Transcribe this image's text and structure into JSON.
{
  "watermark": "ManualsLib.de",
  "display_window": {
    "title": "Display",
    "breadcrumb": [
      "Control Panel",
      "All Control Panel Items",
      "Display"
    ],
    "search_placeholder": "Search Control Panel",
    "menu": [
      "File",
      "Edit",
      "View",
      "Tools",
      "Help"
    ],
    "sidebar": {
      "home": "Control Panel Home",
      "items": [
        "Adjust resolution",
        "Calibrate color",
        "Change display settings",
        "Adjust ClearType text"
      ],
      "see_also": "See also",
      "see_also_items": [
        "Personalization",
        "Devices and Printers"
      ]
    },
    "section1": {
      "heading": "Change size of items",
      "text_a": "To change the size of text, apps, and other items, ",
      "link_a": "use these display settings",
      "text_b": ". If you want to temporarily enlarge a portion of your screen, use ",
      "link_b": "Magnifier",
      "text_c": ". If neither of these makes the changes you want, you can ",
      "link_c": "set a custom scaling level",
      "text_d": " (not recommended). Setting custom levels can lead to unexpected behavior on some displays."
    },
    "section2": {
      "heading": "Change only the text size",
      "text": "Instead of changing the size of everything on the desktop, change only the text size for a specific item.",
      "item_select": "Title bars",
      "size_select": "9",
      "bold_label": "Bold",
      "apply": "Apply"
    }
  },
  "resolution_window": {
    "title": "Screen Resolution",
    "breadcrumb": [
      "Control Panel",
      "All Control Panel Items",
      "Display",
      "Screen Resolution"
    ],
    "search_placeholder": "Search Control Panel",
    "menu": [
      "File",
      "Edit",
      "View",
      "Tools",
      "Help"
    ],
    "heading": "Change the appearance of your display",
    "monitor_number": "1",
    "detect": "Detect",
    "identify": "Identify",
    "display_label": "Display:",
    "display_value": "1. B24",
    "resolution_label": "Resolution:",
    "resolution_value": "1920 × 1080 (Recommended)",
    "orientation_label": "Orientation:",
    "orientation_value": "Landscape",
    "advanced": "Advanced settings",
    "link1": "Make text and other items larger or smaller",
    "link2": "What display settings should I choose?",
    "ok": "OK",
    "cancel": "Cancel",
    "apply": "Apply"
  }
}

==

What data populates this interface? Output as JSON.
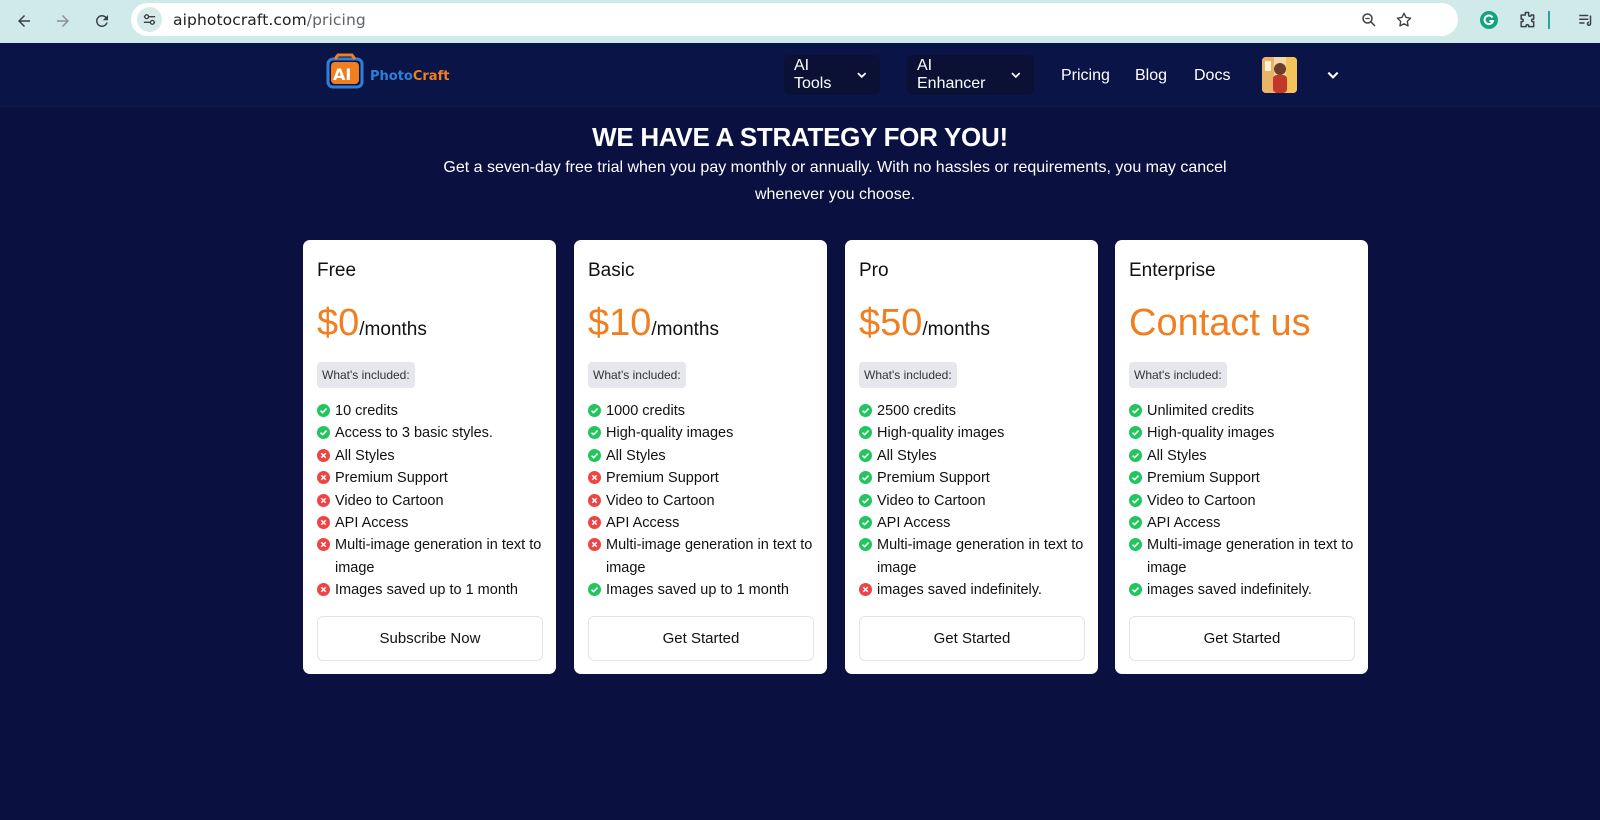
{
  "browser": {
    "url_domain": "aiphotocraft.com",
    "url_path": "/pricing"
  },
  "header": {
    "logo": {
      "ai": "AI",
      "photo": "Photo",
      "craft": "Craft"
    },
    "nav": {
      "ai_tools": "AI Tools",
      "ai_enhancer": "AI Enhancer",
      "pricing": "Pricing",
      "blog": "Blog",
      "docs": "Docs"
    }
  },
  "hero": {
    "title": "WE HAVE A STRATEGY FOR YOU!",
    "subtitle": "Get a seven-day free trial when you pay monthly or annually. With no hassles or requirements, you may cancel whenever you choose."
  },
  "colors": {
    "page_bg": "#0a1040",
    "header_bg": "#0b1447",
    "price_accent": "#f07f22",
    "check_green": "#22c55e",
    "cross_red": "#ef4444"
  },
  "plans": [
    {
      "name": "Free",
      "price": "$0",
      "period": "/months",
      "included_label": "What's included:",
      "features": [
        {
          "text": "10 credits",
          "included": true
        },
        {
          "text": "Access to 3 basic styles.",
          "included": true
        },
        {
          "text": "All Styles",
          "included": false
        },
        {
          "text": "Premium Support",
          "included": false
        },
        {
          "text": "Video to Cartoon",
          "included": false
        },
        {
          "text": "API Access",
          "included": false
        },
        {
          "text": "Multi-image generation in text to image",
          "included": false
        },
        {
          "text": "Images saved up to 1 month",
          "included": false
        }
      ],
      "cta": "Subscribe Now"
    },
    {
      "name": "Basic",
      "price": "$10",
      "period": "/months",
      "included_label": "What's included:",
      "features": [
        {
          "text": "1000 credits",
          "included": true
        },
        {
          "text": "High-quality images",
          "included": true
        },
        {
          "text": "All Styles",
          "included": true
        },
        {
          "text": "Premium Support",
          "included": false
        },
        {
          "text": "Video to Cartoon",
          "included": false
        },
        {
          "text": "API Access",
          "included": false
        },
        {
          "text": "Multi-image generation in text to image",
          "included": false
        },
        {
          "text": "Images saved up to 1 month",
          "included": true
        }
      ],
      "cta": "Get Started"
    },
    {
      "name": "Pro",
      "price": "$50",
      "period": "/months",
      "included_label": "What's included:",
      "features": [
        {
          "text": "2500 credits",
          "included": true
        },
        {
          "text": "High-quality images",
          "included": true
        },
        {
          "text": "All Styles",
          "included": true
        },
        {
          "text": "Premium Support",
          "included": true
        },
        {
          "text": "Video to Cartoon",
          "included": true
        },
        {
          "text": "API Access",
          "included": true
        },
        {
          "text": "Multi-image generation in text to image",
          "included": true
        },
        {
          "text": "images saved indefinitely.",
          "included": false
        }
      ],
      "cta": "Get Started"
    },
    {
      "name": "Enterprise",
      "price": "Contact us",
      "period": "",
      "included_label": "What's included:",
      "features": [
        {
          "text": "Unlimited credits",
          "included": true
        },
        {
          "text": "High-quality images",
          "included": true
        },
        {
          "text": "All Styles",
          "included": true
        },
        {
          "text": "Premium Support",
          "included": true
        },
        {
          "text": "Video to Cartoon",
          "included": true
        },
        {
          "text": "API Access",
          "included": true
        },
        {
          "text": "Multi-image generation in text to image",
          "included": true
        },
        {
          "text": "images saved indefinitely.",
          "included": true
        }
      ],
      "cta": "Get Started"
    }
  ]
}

> PROBLEM DESCRIPTION: Which lines hold the string "cancel"? List them all.

> FINISHED EXERCISE:
    "cancel": "Cancel",
    "subtitle": "Get a seven-day free trial when you pay monthly or annually. With no hassles or requirements, you may cancel whenever you choose."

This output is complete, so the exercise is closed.